#### [Task to complete]
Your task is to copy every line of this material exactly.

#### [Task material]

****************

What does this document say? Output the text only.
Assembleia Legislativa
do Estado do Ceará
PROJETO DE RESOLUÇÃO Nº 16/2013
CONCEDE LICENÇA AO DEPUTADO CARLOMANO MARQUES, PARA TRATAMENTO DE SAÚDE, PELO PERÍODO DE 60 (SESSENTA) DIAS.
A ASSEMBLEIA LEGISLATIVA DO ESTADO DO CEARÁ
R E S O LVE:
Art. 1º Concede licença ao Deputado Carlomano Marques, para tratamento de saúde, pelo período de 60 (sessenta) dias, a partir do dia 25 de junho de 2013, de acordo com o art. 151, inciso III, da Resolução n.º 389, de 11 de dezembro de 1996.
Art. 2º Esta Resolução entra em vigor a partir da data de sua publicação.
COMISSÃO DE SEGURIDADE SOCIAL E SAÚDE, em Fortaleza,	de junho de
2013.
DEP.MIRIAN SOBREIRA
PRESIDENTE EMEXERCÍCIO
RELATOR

****************

#### [Expected answer]
What does this document say? Output the text only.
Assembleia Legislativa
do Estado do Ceará
PROJETO DE RESOLUÇÃO Nº 16/2013
CONCEDE LICENÇA AO DEPUTADO CARLOMANO MARQUES, PARA TRATAMENTO DE SAÚDE, PELO PERÍODO DE 60 (SESSENTA) DIAS.
A ASSEMBLEIA LEGISLATIVA DO ESTADO DO CEARÁ
R E S O LVE:
Art. 1º Concede licença ao Deputado Carlomano Marques, para tratamento de saúde, pelo período de 60 (sessenta) dias, a partir do dia 25 de junho de 2013, de acordo com o art. 151, inciso III, da Resolução n.º 389, de 11 de dezembro de 1996.
Art. 2º Esta Resolução entra em vigor a partir da data de sua publicação.
COMISSÃO DE SEGURIDADE SOCIAL E SAÚDE, em Fortaleza,	de junho de
2013.
DEP.MIRIAN SOBREIRA
PRESIDENTE EMEXERCÍCIO
RELATOR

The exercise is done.